- [GIVEN INSTRUCTION] Skip the pictures and repeat each line of the data exactly.

- [EXCERPTED RECORDS]

——————————

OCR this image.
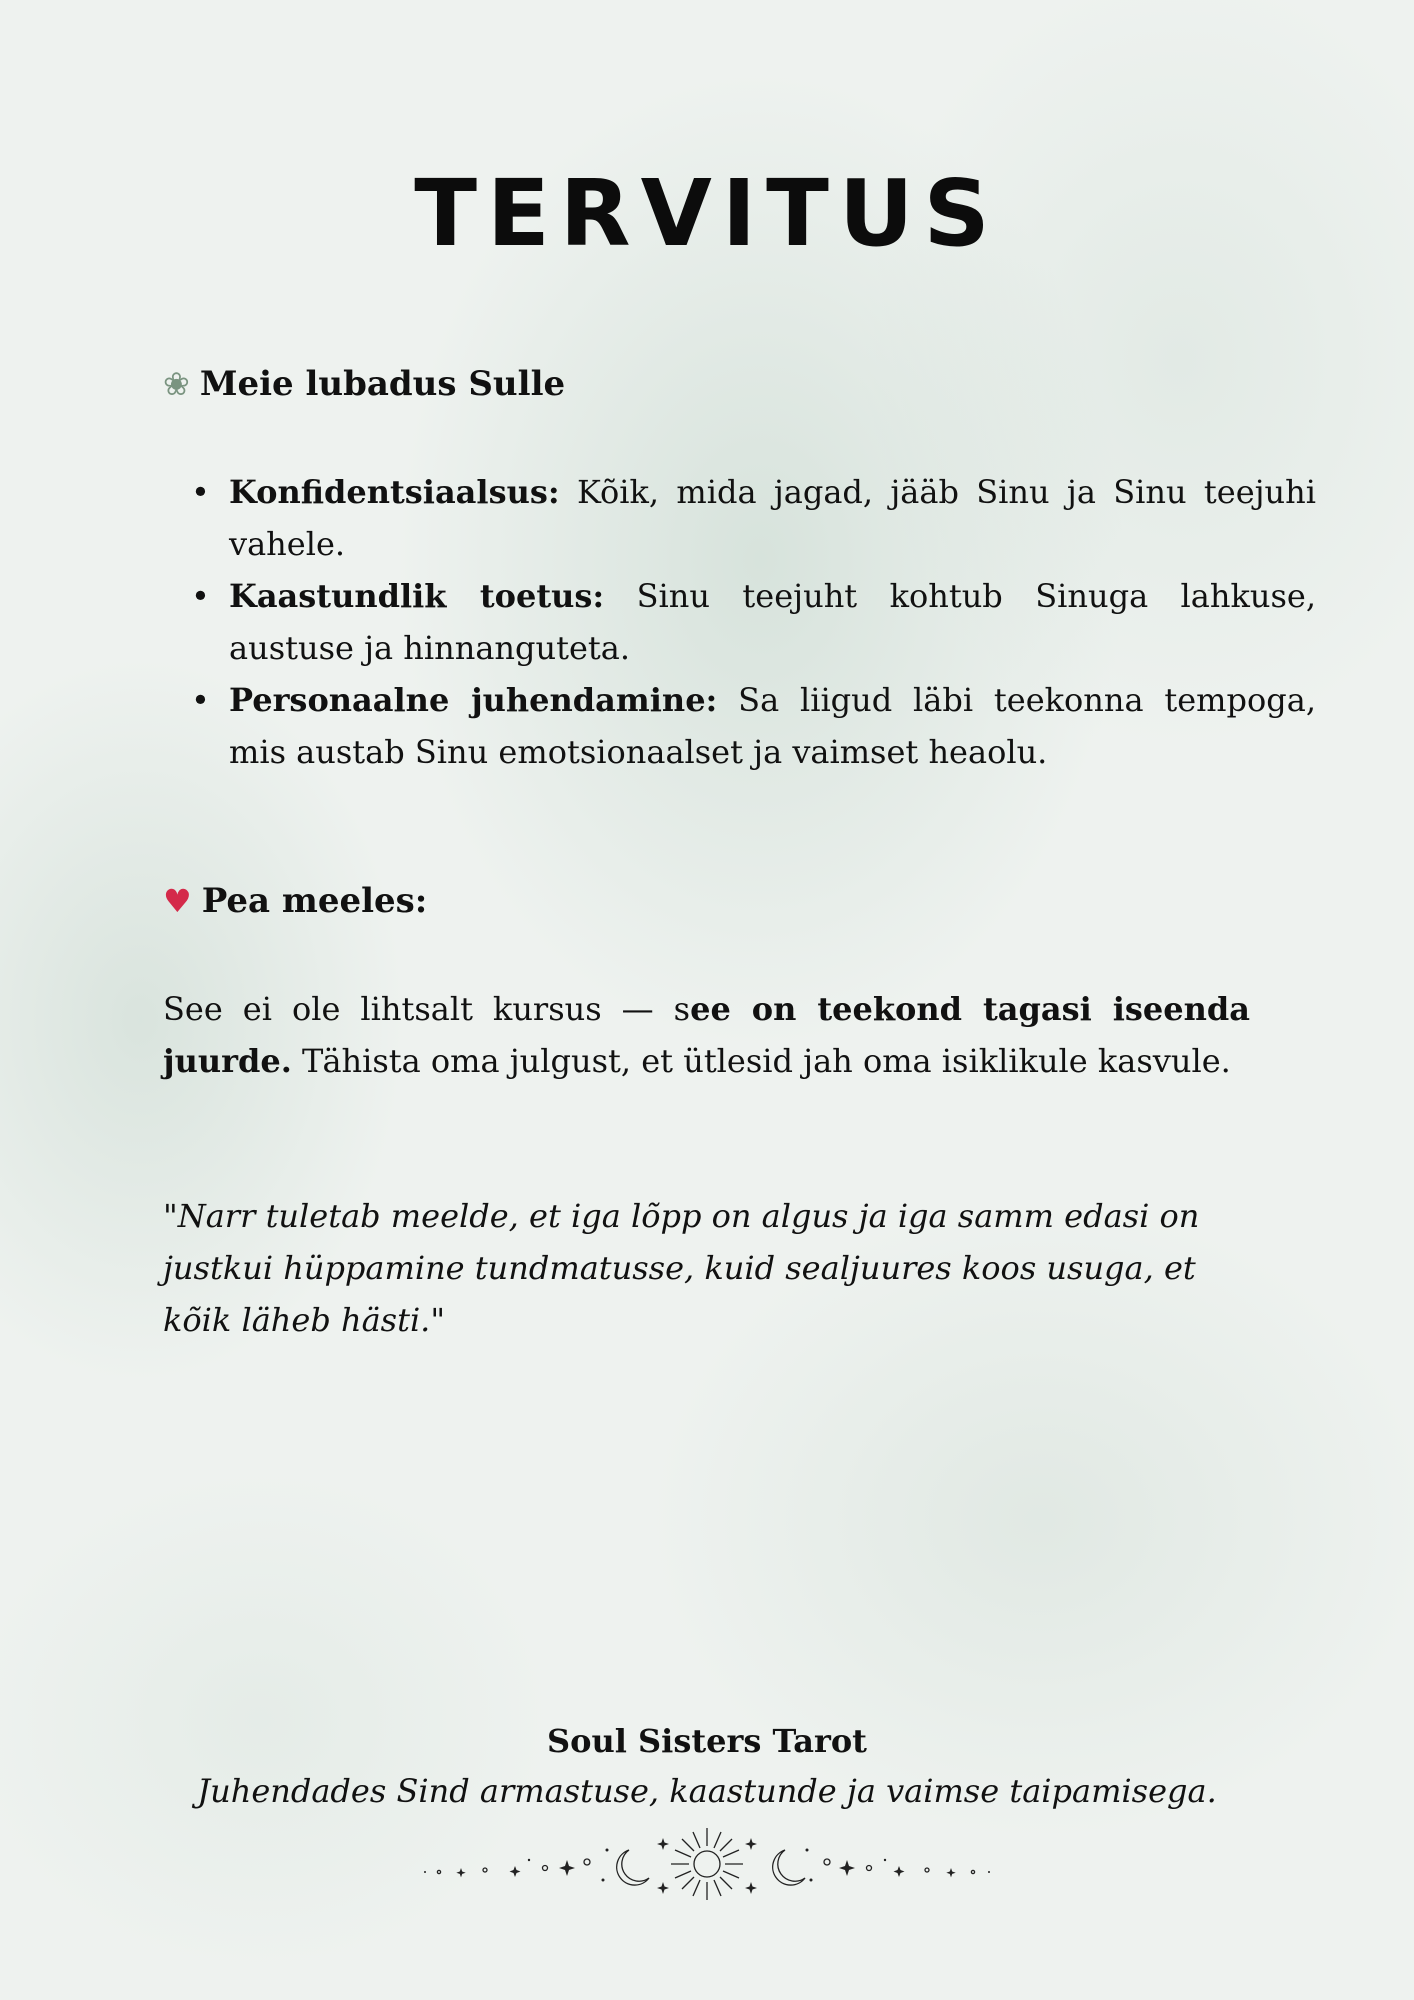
TERVITUS
❀ Meie lubadus Sulle
• Konfidentsiaalsus: Kõik, mida jagad, jääb Sinu ja Sinu teejuhi vahele.
• Kaastundlik toetus: Sinu teejuht kohtub Sinuga lahkuse, austuse ja hinnanguteta.
• Personaalne juhendamine: Sa liigud läbi teekonna tempoga, mis austab Sinu emotsionaalset ja vaimset heaolu.
♥ Pea meeles:

See ei ole lihtsalt kursus — see on teekond tagasi iseenda juurde. Tähista oma julgust, et ütlesid jah oma isiklikule kasvule.

"Narr tuletab meelde, et iga lõpp on algus ja iga samm edasi on justkui hüppamine tundmatusse, kuid sealjuures koos usuga, et kõik läheb hästi."

Soul Sisters Tarot

Juhendades Sind armastuse, kaastunde ja vaimse taipamisega.
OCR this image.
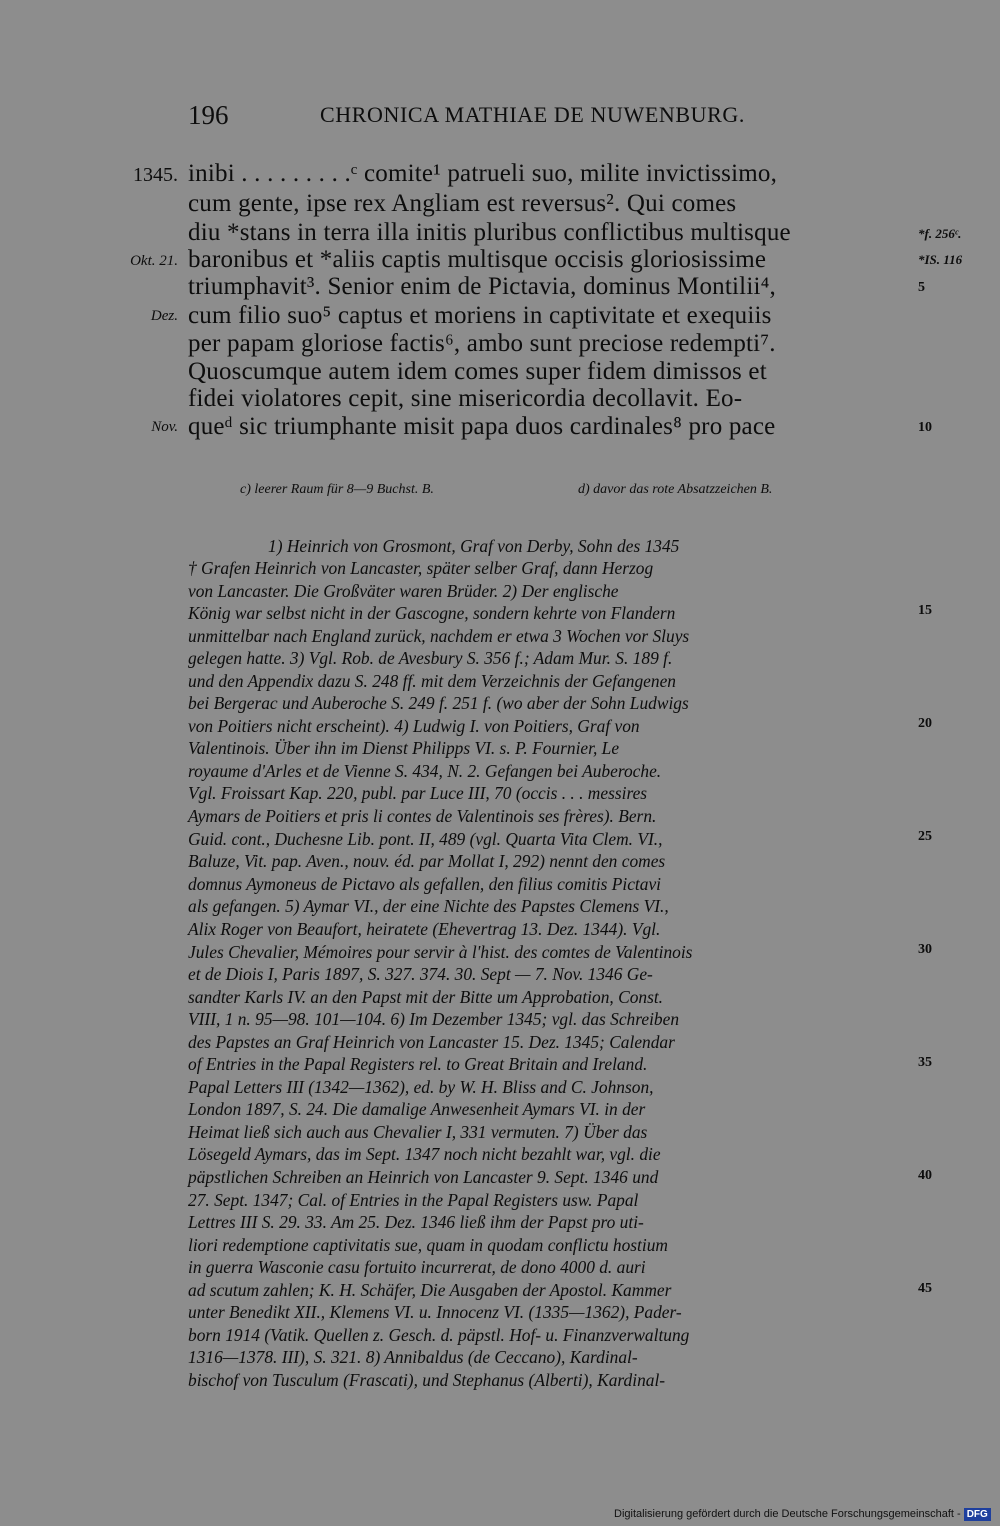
196	CHRONICA MATHIAE DE NUWENBURG.
inibi . . . . . . . . .ᶜ comite¹ patrueli suo, milite invictissimo,
cum gente, ipse rex Angliam est reversus². Qui comes
diu *stans in terra illa initis pluribus conflictibus multisque
baronibus et *aliis captis multisque occisis gloriosissime
triumphavit³. Senior enim de Pictavia, dominus Montilii⁴,
cum filio suo⁵ captus et moriens in captivitate et exequiis
per papam gloriose factis⁶, ambo sunt preciose redempti⁷.
Quoscumque autem idem comes super fidem dimissos et
fidei violatores cepit, sine misericordia decollavit. Eo-
queᵈ sic triumphante misit papa duos cardinales⁸ pro pace
1345.
Okt. 21.
Dez.
Nov.
*f. 256ᶜ.
*IS. 116
5
10
15
20
25
30
35
40
45
c) leerer Raum für 8—9 Buchst. B.	d) davor das rote Absatzzeichen B.
1) Heinrich von Grosmont, Graf von Derby, Sohn des 1345
† Grafen Heinrich von Lancaster, später selber Graf, dann Herzog
von Lancaster. Die Großväter waren Brüder. 2) Der englische
König war selbst nicht in der Gascogne, sondern kehrte von Flandern
unmittelbar nach England zurück, nachdem er etwa 3 Wochen vor Sluys
gelegen hatte. 3) Vgl. Rob. de Avesbury S. 356 f.; Adam Mur. S. 189 f.
und den Appendix dazu S. 248 ff. mit dem Verzeichnis der Gefangenen
bei Bergerac und Auberoche S. 249 f. 251 f. (wo aber der Sohn Ludwigs
von Poitiers nicht erscheint). 4) Ludwig I. von Poitiers, Graf von
Valentinois. Über ihn im Dienst Philipps VI. s. P. Fournier, Le
royaume d'Arles et de Vienne S. 434, N. 2. Gefangen bei Auberoche.
Vgl. Froissart Kap. 220, publ. par Luce III, 70 (occis . . . messires
Aymars de Poitiers et pris li contes de Valentinois ses frères). Bern.
Guid. cont., Duchesne Lib. pont. II, 489 (vgl. Quarta Vita Clem. VI.,
Baluze, Vit. pap. Aven., nouv. éd. par Mollat I, 292) nennt den comes
domnus Aymoneus de Pictavo als gefallen, den filius comitis Pictavi
als gefangen. 5) Aymar VI., der eine Nichte des Papstes Clemens VI.,
Alix Roger von Beaufort, heiratete (Ehevertrag 13. Dez. 1344). Vgl.
Jules Chevalier, Mémoires pour servir à l'hist. des comtes de Valentinois
et de Diois I, Paris 1897, S. 327. 374. 30. Sept — 7. Nov. 1346 Ge-
sandter Karls IV. an den Papst mit der Bitte um Approbation, Const.
VIII, 1 n. 95—98. 101—104. 6) Im Dezember 1345; vgl. das Schreiben
des Papstes an Graf Heinrich von Lancaster 15. Dez. 1345; Calendar
of Entries in the Papal Registers rel. to Great Britain and Ireland.
Papal Letters III (1342—1362), ed. by W. H. Bliss and C. Johnson,
London 1897, S. 24. Die damalige Anwesenheit Aymars VI. in der
Heimat ließ sich auch aus Chevalier I, 331 vermuten. 7) Über das
Lösegeld Aymars, das im Sept. 1347 noch nicht bezahlt war, vgl. die
päpstlichen Schreiben an Heinrich von Lancaster 9. Sept. 1346 und
27. Sept. 1347; Cal. of Entries in the Papal Registers usw. Papal
Lettres III S. 29. 33. Am 25. Dez. 1346 ließ ihm der Papst pro uti-
liori redemptione captivitatis sue, quam in quodam conflictu hostium
in guerra Wasconie casu fortuito incurrerat, de dono 4000 d. auri
ad scutum zahlen; K. H. Schäfer, Die Ausgaben der Apostol. Kammer
unter Benedikt XII., Klemens VI. u. Innocenz VI. (1335—1362), Pader-
born 1914 (Vatik. Quellen z. Gesch. d. päpstl. Hof- u. Finanzverwaltung
1316—1378. III), S. 321. 8) Annibaldus (de Ceccano), Kardinal-
bischof von Tusculum (Frascati), und Stephanus (Alberti), Kardinal-
Digitalisierung gefördert durch die Deutsche Forschungsgemeinschaft - DFG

——————————

- [SOLUTION TO THIS EXERCISE]
OCR this image.
TERVITUS
❀ Meie lubadus Sulle
• Konfidentsiaalsus: Kõik, mida jagad, jääb Sinu ja Sinu teejuhi vahele.
• Kaastundlik toetus: Sinu teejuht kohtub Sinuga lahkuse, austuse ja hinnanguteta.
• Personaalne juhendamine: Sa liigud läbi teekonna tempoga, mis austab Sinu emotsionaalset ja vaimset heaolu.
♥ Pea meeles:

See ei ole lihtsalt kursus — see on teekond tagasi iseenda juurde. Tähista oma julgust, et ütlesid jah oma isiklikule kasvule.

"Narr tuletab meelde, et iga lõpp on algus ja iga samm edasi on justkui hüppamine tundmatusse, kuid sealjuures koos usuga, et kõik läheb hästi."

Soul Sisters Tarot

Juhendades Sind armastuse, kaastunde ja vaimse taipamisega.
OCR this image.
196	CHRONICA MATHIAE DE NUWENBURG.
inibi . . . . . . . . .ᶜ comite¹ patrueli suo, milite invictissimo,
cum gente, ipse rex Angliam est reversus². Qui comes
diu *stans in terra illa initis pluribus conflictibus multisque
baronibus et *aliis captis multisque occisis gloriosissime
triumphavit³. Senior enim de Pictavia, dominus Montilii⁴,
cum filio suo⁵ captus et moriens in captivitate et exequiis
per papam gloriose factis⁶, ambo sunt preciose redempti⁷.
Quoscumque autem idem comes super fidem dimissos et
fidei violatores cepit, sine misericordia decollavit. Eo-
queᵈ sic triumphante misit papa duos cardinales⁸ pro pace
1345.
Okt. 21.
Dez.
Nov.
*f. 256ᶜ.
*IS. 116
5
10
15
20
25
30
35
40
45
c) leerer Raum für 8—9 Buchst. B.	d) davor das rote Absatzzeichen B.
1) Heinrich von Grosmont, Graf von Derby, Sohn des 1345
† Grafen Heinrich von Lancaster, später selber Graf, dann Herzog
von Lancaster. Die Großväter waren Brüder. 2) Der englische
König war selbst nicht in der Gascogne, sondern kehrte von Flandern
unmittelbar nach England zurück, nachdem er etwa 3 Wochen vor Sluys
gelegen hatte. 3) Vgl. Rob. de Avesbury S. 356 f.; Adam Mur. S. 189 f.
und den Appendix dazu S. 248 ff. mit dem Verzeichnis der Gefangenen
bei Bergerac und Auberoche S. 249 f. 251 f. (wo aber der Sohn Ludwigs
von Poitiers nicht erscheint). 4) Ludwig I. von Poitiers, Graf von
Valentinois. Über ihn im Dienst Philipps VI. s. P. Fournier, Le
royaume d'Arles et de Vienne S. 434, N. 2. Gefangen bei Auberoche.
Vgl. Froissart Kap. 220, publ. par Luce III, 70 (occis . . . messires
Aymars de Poitiers et pris li contes de Valentinois ses frères). Bern.
Guid. cont., Duchesne Lib. pont. II, 489 (vgl. Quarta Vita Clem. VI.,
Baluze, Vit. pap. Aven., nouv. éd. par Mollat I, 292) nennt den comes
domnus Aymoneus de Pictavo als gefallen, den filius comitis Pictavi
als gefangen. 5) Aymar VI., der eine Nichte des Papstes Clemens VI.,
Alix Roger von Beaufort, heiratete (Ehevertrag 13. Dez. 1344). Vgl.
Jules Chevalier, Mémoires pour servir à l'hist. des comtes de Valentinois
et de Diois I, Paris 1897, S. 327. 374. 30. Sept — 7. Nov. 1346 Ge-
sandter Karls IV. an den Papst mit der Bitte um Approbation, Const.
VIII, 1 n. 95—98. 101—104. 6) Im Dezember 1345; vgl. das Schreiben
des Papstes an Graf Heinrich von Lancaster 15. Dez. 1345; Calendar
of Entries in the Papal Registers rel. to Great Britain and Ireland.
Papal Letters III (1342—1362), ed. by W. H. Bliss and C. Johnson,
London 1897, S. 24. Die damalige Anwesenheit Aymars VI. in der
Heimat ließ sich auch aus Chevalier I, 331 vermuten. 7) Über das
Lösegeld Aymars, das im Sept. 1347 noch nicht bezahlt war, vgl. die
päpstlichen Schreiben an Heinrich von Lancaster 9. Sept. 1346 und
27. Sept. 1347; Cal. of Entries in the Papal Registers usw. Papal
Lettres III S. 29. 33. Am 25. Dez. 1346 ließ ihm der Papst pro uti-
liori redemptione captivitatis sue, quam in quodam conflictu hostium
in guerra Wasconie casu fortuito incurrerat, de dono 4000 d. auri
ad scutum zahlen; K. H. Schäfer, Die Ausgaben der Apostol. Kammer
unter Benedikt XII., Klemens VI. u. Innocenz VI. (1335—1362), Pader-
born 1914 (Vatik. Quellen z. Gesch. d. päpstl. Hof- u. Finanzverwaltung
1316—1378. III), S. 321. 8) Annibaldus (de Ceccano), Kardinal-
bischof von Tusculum (Frascati), und Stephanus (Alberti), Kardinal-
Digitalisierung gefördert durch die Deutsche Forschungsgemeinschaft - DFG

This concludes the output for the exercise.